[Collected data entries]
|---|

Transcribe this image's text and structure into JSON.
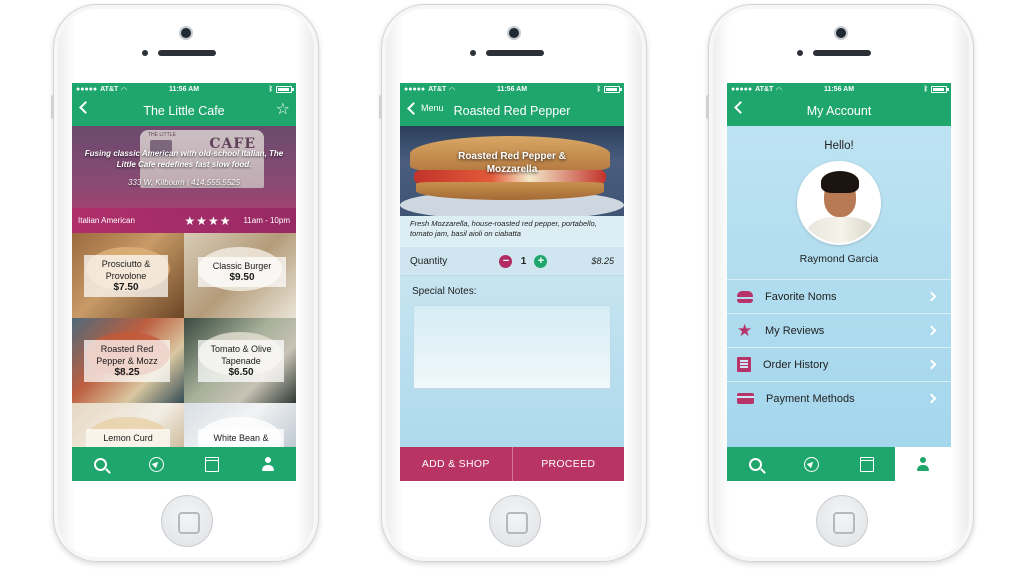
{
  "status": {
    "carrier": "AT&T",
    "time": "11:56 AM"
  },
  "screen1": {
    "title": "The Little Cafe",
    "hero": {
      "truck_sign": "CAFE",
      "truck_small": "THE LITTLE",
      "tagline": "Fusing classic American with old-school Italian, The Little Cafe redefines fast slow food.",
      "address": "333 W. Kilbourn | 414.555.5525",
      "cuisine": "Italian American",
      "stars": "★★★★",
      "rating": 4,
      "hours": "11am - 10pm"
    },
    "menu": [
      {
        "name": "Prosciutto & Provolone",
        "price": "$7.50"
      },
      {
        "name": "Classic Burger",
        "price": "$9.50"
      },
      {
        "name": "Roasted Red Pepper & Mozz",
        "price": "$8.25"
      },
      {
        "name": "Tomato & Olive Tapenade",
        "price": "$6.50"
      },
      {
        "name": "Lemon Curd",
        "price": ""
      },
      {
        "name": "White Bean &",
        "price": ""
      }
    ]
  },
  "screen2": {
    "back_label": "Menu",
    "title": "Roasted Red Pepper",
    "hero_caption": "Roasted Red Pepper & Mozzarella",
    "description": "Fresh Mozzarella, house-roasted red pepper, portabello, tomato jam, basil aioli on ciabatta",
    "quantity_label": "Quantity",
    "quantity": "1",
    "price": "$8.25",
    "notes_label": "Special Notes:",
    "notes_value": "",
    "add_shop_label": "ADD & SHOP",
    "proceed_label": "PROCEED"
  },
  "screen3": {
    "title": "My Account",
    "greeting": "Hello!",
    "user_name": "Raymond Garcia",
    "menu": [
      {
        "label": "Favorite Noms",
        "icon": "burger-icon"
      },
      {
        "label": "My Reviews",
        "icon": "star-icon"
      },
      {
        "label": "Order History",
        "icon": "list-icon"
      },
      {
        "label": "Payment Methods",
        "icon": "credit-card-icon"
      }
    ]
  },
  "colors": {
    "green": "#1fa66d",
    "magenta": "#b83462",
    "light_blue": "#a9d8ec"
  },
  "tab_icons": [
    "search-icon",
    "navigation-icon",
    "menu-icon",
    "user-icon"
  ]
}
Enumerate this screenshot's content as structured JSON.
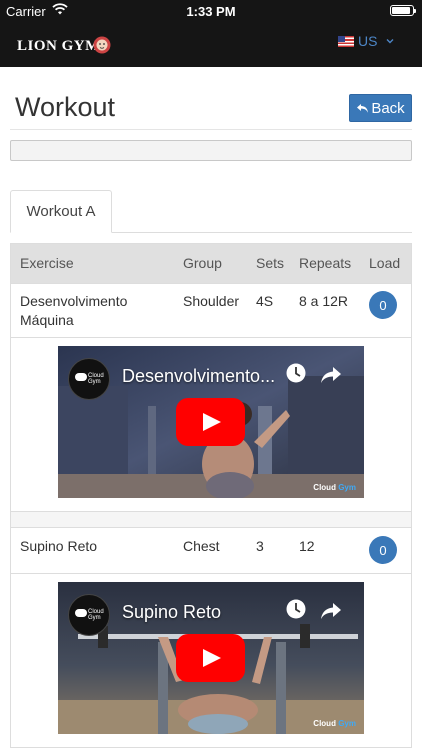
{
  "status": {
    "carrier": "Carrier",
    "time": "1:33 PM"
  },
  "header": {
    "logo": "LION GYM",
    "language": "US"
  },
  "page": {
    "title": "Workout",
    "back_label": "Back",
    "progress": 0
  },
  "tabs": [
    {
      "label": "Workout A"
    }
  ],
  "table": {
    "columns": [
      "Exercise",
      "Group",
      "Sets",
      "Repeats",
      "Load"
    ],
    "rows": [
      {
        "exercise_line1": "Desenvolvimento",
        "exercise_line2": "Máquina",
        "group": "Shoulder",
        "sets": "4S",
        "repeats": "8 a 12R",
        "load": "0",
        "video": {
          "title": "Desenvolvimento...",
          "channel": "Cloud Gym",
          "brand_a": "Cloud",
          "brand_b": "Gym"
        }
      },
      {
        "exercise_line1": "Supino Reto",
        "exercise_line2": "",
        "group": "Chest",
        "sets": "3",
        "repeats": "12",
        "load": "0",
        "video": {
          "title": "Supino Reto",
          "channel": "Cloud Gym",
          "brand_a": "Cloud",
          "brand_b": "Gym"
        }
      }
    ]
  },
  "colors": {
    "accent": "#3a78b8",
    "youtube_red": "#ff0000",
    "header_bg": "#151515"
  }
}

|---|

Output the entries above exactly. Drop the pictures.

Transcribe this image's text and structure into JSON.
{
  "status": {
    "carrier": "AT&T",
    "time": "11:56 AM"
  },
  "screen1": {
    "title": "The Little Cafe",
    "hero": {
      "truck_sign": "CAFE",
      "truck_small": "THE LITTLE",
      "tagline": "Fusing classic American with old-school Italian, The Little Cafe redefines fast slow food.",
      "address": "333 W. Kilbourn | 414.555.5525",
      "cuisine": "Italian American",
      "stars": "★★★★",
      "rating": 4,
      "hours": "11am - 10pm"
    },
    "menu": [
      {
        "name": "Prosciutto & Provolone",
        "price": "$7.50"
      },
      {
        "name": "Classic Burger",
        "price": "$9.50"
      },
      {
        "name": "Roasted Red Pepper & Mozz",
        "price": "$8.25"
      },
      {
        "name": "Tomato & Olive Tapenade",
        "price": "$6.50"
      },
      {
        "name": "Lemon Curd",
        "price": ""
      },
      {
        "name": "White Bean &",
        "price": ""
      }
    ]
  },
  "screen2": {
    "back_label": "Menu",
    "title": "Roasted Red Pepper",
    "hero_caption": "Roasted Red Pepper & Mozzarella",
    "description": "Fresh Mozzarella, house-roasted red pepper, portabello, tomato jam, basil aioli on ciabatta",
    "quantity_label": "Quantity",
    "quantity": "1",
    "price": "$8.25",
    "notes_label": "Special Notes:",
    "notes_value": "",
    "add_shop_label": "ADD & SHOP",
    "proceed_label": "PROCEED"
  },
  "screen3": {
    "title": "My Account",
    "greeting": "Hello!",
    "user_name": "Raymond Garcia",
    "menu": [
      {
        "label": "Favorite Noms",
        "icon": "burger-icon"
      },
      {
        "label": "My Reviews",
        "icon": "star-icon"
      },
      {
        "label": "Order History",
        "icon": "list-icon"
      },
      {
        "label": "Payment Methods",
        "icon": "credit-card-icon"
      }
    ]
  },
  "colors": {
    "green": "#1fa66d",
    "magenta": "#b83462",
    "light_blue": "#a9d8ec"
  },
  "tab_icons": [
    "search-icon",
    "navigation-icon",
    "menu-icon",
    "user-icon"
  ]
}
Enumerate this screenshot's content as structured JSON.
{
  "status": {
    "carrier": "Carrier",
    "time": "1:33 PM"
  },
  "header": {
    "logo": "LION GYM",
    "language": "US"
  },
  "page": {
    "title": "Workout",
    "back_label": "Back",
    "progress": 0
  },
  "tabs": [
    {
      "label": "Workout A"
    }
  ],
  "table": {
    "columns": [
      "Exercise",
      "Group",
      "Sets",
      "Repeats",
      "Load"
    ],
    "rows": [
      {
        "exercise_line1": "Desenvolvimento",
        "exercise_line2": "Máquina",
        "group": "Shoulder",
        "sets": "4S",
        "repeats": "8 a 12R",
        "load": "0",
        "video": {
          "title": "Desenvolvimento...",
          "channel": "Cloud Gym",
          "brand_a": "Cloud",
          "brand_b": "Gym"
        }
      },
      {
        "exercise_line1": "Supino Reto",
        "exercise_line2": "",
        "group": "Chest",
        "sets": "3",
        "repeats": "12",
        "load": "0",
        "video": {
          "title": "Supino Reto",
          "channel": "Cloud Gym",
          "brand_a": "Cloud",
          "brand_b": "Gym"
        }
      }
    ]
  },
  "colors": {
    "accent": "#3a78b8",
    "youtube_red": "#ff0000",
    "header_bg": "#151515"
  }
}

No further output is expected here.